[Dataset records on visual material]
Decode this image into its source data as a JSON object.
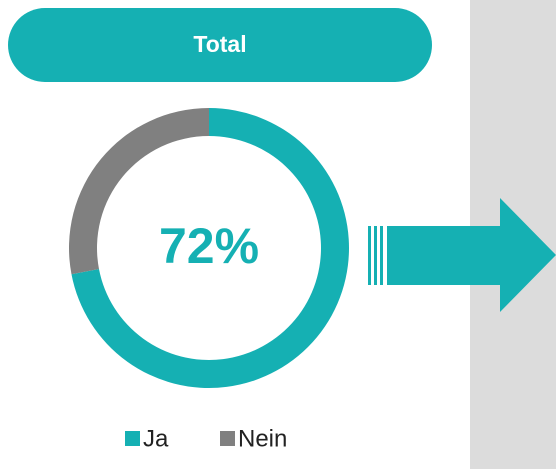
{
  "chart_data": {
    "type": "donut",
    "title": "Total",
    "categories": [
      "Ja",
      "Nein"
    ],
    "series": [
      {
        "name": "Total",
        "values": [
          72,
          28
        ],
        "value_labels": [
          "72%",
          null
        ]
      }
    ],
    "colors": [
      "#15b0b3",
      "#808080"
    ],
    "legend": "bottom"
  }
}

**Required task:** Omit the pictures, then output the rest of the listing exactly.

**Result of the task:**
Decode this image into its source data as a JSON object.
{
  "chart_data": {
    "type": "donut",
    "title": "Total",
    "categories": [
      "Ja",
      "Nein"
    ],
    "series": [
      {
        "name": "Total",
        "values": [
          72,
          28
        ],
        "value_labels": [
          "72%",
          null
        ]
      }
    ],
    "colors": [
      "#15b0b3",
      "#808080"
    ],
    "legend": "bottom"
  }
}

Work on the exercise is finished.